Exercise aim
Below are some records. Copy every line in them that holds "interventi".
BEGIN Data for processing
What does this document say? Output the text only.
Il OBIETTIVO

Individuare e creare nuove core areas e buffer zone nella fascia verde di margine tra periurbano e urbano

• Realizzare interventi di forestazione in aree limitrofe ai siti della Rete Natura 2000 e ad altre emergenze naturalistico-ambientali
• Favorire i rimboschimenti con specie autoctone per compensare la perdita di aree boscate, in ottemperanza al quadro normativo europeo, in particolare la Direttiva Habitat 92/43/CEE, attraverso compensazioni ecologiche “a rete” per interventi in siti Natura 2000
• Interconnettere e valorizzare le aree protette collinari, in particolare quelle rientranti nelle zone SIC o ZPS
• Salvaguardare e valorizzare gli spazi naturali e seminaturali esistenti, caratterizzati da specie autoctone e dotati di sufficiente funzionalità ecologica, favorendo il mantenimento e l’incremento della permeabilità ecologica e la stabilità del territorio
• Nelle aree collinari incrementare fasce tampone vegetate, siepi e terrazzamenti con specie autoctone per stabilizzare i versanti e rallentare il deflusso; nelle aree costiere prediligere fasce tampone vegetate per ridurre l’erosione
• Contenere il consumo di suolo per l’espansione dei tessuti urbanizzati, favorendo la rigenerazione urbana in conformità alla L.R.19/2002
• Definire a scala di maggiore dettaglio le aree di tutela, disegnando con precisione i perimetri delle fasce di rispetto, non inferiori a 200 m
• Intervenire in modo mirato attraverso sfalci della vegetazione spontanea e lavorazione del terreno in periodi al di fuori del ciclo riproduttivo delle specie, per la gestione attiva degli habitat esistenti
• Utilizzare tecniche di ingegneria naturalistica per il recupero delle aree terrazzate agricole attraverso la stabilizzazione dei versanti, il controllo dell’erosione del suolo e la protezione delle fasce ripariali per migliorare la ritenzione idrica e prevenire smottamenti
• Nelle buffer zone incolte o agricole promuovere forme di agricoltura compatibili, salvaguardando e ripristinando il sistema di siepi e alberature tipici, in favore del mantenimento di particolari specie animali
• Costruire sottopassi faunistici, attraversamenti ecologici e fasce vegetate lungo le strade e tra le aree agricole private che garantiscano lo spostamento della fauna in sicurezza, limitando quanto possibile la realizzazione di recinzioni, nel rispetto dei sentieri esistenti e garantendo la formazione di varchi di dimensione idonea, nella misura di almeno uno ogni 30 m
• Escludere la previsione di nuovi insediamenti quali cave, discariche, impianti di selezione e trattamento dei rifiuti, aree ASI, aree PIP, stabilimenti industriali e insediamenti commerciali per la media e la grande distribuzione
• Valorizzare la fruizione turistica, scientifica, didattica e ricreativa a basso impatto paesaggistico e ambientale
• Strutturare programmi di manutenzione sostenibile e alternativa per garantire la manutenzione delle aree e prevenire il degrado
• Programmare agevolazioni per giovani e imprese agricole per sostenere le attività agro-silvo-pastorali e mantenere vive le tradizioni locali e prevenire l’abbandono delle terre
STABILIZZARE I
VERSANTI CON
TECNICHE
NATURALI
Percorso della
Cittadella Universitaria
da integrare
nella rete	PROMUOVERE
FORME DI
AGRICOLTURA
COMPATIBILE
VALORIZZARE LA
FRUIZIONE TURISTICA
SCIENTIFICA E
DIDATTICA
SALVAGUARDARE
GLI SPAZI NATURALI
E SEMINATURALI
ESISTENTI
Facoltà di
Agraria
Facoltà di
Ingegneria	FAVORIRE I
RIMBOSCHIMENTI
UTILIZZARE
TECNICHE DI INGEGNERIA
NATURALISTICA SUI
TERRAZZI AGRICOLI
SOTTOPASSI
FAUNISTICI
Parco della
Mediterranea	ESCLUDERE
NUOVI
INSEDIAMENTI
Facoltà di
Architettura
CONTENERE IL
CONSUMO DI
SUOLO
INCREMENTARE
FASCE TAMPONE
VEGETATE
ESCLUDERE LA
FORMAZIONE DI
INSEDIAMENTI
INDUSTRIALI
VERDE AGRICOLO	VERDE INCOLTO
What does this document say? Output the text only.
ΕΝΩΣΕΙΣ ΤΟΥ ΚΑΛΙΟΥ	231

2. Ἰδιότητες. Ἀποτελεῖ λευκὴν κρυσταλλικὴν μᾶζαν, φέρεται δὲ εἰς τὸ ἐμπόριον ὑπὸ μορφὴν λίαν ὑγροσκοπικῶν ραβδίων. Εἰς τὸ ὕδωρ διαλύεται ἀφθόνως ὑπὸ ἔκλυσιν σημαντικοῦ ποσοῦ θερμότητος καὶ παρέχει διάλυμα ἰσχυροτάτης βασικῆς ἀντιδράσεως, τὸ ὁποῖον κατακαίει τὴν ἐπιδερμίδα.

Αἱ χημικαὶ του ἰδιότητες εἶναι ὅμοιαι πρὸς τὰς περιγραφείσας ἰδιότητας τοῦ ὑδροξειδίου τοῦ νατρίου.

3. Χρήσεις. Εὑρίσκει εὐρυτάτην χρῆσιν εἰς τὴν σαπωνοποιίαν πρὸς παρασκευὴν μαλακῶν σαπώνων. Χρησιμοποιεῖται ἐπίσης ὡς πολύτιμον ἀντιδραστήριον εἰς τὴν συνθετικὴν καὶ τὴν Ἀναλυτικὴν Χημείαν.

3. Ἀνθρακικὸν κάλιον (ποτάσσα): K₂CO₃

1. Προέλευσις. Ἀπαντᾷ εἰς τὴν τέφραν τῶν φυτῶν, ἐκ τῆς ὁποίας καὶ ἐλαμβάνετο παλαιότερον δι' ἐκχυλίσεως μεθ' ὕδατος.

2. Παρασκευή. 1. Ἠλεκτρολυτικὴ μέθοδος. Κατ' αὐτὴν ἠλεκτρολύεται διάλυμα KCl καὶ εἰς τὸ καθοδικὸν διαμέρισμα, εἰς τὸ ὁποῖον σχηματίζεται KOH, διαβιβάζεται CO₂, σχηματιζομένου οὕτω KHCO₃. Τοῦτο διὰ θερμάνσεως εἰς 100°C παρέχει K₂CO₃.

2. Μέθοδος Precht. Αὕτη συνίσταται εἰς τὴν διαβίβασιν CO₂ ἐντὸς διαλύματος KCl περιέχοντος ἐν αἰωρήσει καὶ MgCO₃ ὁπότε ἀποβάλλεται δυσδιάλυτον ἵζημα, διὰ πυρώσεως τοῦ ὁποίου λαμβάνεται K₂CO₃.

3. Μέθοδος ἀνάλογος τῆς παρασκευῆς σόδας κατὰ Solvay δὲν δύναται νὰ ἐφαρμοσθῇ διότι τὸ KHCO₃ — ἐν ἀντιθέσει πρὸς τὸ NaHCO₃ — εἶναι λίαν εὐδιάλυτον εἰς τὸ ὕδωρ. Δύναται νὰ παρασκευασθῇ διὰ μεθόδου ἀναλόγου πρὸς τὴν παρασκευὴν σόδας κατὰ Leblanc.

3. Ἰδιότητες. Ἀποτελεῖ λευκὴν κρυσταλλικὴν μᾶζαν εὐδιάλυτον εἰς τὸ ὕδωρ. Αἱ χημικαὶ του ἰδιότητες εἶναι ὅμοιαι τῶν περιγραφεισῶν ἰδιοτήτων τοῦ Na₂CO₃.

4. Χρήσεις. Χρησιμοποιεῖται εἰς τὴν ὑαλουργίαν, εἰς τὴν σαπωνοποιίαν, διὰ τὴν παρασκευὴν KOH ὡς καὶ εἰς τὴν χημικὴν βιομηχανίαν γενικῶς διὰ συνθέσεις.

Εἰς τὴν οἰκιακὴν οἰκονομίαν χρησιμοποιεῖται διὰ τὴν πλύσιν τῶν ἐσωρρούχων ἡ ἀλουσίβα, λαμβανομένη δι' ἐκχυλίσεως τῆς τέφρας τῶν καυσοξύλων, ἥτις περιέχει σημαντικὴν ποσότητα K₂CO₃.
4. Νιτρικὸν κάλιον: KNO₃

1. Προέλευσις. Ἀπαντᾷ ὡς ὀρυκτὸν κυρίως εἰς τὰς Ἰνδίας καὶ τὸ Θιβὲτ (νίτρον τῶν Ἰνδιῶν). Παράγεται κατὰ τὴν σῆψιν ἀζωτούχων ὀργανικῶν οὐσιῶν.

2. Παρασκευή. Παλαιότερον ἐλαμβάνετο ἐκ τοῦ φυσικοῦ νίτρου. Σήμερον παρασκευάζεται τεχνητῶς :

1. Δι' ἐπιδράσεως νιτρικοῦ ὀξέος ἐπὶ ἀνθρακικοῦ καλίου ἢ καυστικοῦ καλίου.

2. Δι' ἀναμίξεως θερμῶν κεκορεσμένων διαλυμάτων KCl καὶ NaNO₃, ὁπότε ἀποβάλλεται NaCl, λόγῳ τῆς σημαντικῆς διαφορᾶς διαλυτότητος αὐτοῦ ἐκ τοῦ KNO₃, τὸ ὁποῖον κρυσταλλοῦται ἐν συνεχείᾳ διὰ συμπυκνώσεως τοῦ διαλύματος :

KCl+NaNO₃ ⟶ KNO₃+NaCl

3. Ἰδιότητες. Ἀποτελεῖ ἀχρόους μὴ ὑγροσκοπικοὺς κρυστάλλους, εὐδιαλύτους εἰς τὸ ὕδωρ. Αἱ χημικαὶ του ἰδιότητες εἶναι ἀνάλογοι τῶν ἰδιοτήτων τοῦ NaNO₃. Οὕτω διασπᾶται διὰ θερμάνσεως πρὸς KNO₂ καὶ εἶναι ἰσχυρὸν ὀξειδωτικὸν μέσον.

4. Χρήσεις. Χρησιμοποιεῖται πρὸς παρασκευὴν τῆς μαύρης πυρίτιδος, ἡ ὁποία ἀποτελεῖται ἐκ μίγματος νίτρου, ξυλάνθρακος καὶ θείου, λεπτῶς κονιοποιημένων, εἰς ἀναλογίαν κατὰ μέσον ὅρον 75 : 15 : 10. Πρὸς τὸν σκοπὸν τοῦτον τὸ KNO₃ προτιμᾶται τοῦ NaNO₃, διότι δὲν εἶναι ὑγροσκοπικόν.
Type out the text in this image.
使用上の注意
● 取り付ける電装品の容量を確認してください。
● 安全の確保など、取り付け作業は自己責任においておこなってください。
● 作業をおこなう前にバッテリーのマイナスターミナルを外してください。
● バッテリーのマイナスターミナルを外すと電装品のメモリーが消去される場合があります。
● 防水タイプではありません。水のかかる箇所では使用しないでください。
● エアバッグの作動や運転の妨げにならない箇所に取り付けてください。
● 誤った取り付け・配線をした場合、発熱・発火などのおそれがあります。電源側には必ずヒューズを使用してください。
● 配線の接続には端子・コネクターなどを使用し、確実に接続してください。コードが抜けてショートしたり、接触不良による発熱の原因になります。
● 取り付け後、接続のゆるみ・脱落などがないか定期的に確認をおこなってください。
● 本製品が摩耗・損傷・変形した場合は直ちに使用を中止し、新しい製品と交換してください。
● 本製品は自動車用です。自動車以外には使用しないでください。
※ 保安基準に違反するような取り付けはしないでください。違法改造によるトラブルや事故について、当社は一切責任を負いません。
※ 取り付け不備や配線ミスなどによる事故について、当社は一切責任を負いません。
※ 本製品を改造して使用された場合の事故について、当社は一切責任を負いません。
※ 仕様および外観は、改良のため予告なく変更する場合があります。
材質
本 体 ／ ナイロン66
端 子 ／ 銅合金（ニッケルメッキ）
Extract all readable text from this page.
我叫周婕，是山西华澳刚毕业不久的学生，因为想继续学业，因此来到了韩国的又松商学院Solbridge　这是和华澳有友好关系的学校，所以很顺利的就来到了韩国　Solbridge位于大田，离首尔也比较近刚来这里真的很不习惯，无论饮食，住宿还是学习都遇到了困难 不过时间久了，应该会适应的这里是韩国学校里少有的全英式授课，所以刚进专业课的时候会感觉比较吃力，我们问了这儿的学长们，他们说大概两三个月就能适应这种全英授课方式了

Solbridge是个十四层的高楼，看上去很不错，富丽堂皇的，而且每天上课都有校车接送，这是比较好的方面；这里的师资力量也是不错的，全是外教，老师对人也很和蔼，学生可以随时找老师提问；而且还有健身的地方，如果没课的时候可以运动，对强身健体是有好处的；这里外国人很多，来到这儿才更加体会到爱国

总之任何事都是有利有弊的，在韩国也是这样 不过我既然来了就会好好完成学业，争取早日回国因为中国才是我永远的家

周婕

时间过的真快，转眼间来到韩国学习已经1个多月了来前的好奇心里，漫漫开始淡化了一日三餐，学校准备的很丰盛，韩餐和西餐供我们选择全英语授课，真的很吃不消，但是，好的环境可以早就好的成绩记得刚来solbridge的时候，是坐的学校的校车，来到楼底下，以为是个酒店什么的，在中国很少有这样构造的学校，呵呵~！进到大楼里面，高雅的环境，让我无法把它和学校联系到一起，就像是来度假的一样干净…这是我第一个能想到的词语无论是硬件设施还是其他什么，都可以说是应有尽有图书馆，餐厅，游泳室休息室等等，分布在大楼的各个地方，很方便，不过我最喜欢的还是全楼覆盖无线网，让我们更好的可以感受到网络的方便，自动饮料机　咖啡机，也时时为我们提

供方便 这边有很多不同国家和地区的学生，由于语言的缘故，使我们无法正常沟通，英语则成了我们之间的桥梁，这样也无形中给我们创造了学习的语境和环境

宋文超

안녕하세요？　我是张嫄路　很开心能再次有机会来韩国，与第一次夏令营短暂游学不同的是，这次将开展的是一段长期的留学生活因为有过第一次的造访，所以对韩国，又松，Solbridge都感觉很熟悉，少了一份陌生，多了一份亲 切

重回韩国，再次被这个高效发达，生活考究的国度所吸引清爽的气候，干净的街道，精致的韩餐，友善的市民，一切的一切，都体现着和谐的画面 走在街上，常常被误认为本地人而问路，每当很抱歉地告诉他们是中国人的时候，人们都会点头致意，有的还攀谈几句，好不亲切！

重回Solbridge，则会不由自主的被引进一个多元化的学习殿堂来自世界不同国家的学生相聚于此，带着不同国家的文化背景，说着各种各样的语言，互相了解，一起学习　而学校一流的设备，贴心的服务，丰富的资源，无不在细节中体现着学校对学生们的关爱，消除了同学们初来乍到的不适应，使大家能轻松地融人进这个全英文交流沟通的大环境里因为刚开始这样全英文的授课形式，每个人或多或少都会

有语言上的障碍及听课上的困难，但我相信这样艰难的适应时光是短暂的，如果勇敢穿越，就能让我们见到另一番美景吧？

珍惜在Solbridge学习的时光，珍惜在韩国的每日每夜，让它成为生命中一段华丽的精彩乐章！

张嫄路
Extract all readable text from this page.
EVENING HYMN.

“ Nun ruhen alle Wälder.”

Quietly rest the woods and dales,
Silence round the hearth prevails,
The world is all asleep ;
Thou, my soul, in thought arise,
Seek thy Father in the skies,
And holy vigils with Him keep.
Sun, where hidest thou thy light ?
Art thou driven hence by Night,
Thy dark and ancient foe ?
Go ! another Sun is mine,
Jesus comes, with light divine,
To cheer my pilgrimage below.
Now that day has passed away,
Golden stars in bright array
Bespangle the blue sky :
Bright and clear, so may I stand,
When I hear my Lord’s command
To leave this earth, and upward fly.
END Data for processing
Response to the task
• Realizzare interventi di forestazione in aree limitrofe ai siti della Rete Natura 2000 e ad altre emergenze naturalistico-ambientali
• Favorire i rimboschimenti con specie autoctone per compensare la perdita di aree boscate, in ottemperanza al quadro normativo europeo, in particolare la Direttiva Habitat 92/43/CEE, attraverso compensazioni ecologiche “a rete” per interventi in siti Natura 2000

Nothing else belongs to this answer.